▶ Selected text
━━━━━━━━━━

How can we be sure that dreaming is a real phenomenon? It seems like there is no scientifically objective way to know that a person is dreaming; the most we can do is ask them. We are relying on our own subjective experiences, which we cannot verify, and the words of others, which we cannot verify either. REM sleep is correlated with claims of dreaming, but mental activity isn't granular enough to figure out whether a person is in fact *experiencing* an absurd fantasy world rather than simple darkness. Is it possible to approach dreams and dreaming scientifically, if we have no way to examine or verify them or their existence in any way beyond subjective claims?
Accepted:
January 31, 2014

Comments

Eddy Nahmias
February 6, 2014 (changed February 6, 2014) Permalink

These are great questions. There have been philosophical arguments that suggest that it is impossible to know whether dreams occur while we sleep or are just confabulations we create as or after we awake (call this 'dream skepticism'). These arguments fail once we consider all the evidence and use abductive (best explanation) reasoning. When we wake people during REM, they are likely to report dreams. When we wake them during other phases of sleep, they are unlikely to report (or remember) dreams. When we record neural activity using EEG and now fMRI, we see activity that correlates both with the sorts of experiences reported by the dreamer and with the sorts of activity that correlates with similar waking experiences (fMRI cannot get at all of what you call the "granularity of experiences" but see the link below for an initial attempt). Etc. This body of data could be explained away by a dream skeptic, but that explanation would likely look ad hoc and fail to make predictions as good as the hypothesis that dream experiences are real, in the sense that they occur during sleep and have roughly the content people report (though first-person reports of even waking experience can be inaccurate in lots of ways, and since we cannot report the content of dreams while they occur, the inaccuracies of memory come into play... except that people can make reports of a sort--e.g., intentional eye movements--during lucid dreaming: see http://en.wikipedia.org/wiki/Lucid_dream)

━━━━━━━━━━

▶ Records
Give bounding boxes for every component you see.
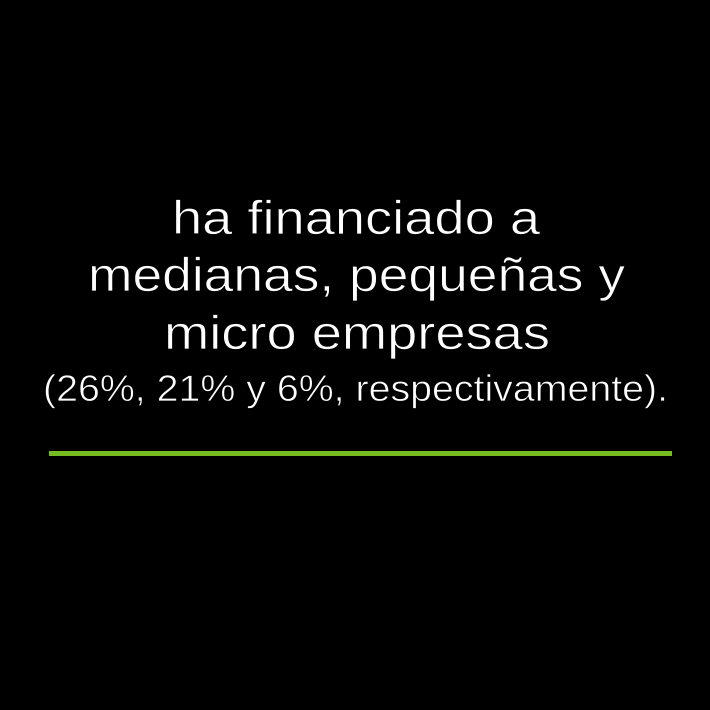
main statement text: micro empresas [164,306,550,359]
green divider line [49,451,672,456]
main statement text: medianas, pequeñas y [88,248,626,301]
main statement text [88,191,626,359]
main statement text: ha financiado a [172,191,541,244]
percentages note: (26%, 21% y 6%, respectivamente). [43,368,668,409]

━━━━━━━━━━

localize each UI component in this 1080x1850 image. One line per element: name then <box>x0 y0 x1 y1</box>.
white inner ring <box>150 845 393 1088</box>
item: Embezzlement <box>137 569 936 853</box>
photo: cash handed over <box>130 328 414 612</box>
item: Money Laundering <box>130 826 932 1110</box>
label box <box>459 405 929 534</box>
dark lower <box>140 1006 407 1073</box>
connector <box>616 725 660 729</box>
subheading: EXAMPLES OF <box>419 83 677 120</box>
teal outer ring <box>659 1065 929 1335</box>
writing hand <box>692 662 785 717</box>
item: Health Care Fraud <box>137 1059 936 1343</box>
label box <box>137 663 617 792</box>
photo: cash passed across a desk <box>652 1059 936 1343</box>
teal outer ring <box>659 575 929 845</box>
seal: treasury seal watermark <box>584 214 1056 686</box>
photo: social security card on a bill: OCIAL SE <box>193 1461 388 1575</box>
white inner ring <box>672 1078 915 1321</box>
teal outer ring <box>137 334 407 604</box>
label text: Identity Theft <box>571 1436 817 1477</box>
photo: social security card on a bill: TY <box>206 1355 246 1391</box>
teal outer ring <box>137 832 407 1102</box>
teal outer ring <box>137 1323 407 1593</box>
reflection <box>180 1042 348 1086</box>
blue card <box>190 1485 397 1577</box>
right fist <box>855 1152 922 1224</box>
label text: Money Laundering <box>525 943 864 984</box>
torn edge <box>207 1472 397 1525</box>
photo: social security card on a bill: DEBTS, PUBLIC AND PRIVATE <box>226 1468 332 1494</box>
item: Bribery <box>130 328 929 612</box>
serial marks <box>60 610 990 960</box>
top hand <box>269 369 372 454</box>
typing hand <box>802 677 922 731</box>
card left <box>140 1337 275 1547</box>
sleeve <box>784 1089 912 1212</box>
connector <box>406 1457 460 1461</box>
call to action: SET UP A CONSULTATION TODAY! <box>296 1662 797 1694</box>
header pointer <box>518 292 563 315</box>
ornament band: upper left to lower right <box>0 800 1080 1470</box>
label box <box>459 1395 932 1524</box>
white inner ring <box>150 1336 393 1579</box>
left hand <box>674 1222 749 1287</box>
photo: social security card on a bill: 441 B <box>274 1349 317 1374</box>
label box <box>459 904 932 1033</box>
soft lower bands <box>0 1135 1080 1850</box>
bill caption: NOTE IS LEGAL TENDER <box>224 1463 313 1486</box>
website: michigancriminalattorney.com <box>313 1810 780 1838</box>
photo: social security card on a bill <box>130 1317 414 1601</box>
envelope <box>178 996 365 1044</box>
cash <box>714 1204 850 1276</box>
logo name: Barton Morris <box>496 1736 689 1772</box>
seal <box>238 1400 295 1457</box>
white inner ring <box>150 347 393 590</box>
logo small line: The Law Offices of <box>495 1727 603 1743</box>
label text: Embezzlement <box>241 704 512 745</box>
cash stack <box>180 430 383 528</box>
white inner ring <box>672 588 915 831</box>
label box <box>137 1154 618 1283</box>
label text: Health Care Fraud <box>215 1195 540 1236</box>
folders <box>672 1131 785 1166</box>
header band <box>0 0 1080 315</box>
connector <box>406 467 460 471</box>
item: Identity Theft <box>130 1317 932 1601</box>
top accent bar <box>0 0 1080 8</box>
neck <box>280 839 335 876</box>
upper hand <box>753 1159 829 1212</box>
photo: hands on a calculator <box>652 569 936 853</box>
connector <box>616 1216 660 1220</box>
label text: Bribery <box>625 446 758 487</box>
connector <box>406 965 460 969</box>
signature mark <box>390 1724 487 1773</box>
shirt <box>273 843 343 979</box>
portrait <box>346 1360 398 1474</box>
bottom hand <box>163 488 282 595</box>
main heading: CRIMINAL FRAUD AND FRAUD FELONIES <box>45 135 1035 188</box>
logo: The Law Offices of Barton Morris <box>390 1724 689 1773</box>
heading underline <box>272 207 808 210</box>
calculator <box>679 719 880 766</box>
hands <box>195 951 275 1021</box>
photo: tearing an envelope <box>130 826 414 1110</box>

━━━━━━━━━━

▶ Objectives
1. Reproduce word for word the part of the passage about dreaming that opens with the words containing "How can we be" and closes with "beyond subjective claims?".
2. Answer these questions from the passage about dreaming:
(a) Which kind of sleep is said to be correlated with claims of dreaming?
(b) What name is given to the view that dreams may be confabulations created as or after we awake?
(c) What example is given of a report people can make during lucid dreaming?
3. Continue the passage about dreaming from its final sentence.

▶ The responses
1.
How can we be sure that dreaming is a real phenomenon? It seems like there is no scientifically objective way to know that a person is dreaming; the most we can do is ask them. We are relying on our own subjective experiences, which we cannot verify, and the words of others, which we cannot verify either. REM sleep is correlated with claims of dreaming, but mental activity isn't granular enough to figure out whether a person is in fact *experiencing* an absurd fantasy world rather than simple darkness. Is it possible to approach dreams and dreaming scientifically, if we have no way to examine or verify them or their existence in any way beyond subjective claims?

2.
(a) REM sleep
(b) Dream skepticism
(c) Intentional eye movements

3.
Dream skepticism is one version of the more general problem of other minds--how can we know what other people are experiencing from the first person point of view (or that they are experiencing anything). The sort of 'best explanation' approach described briefly above is, I think, the best way to approach the general problem too. We have lots of reason, including lots of evidence, to think that neural activity correlates with (and is, in some sense, the basis of) conscious mental activity. So, we have lots of reasons to think that creatures with neural activity similar to our own have conscious experiences similar to our own. And this view makes lots of accurate predictions and explains lots of other observations. Etc.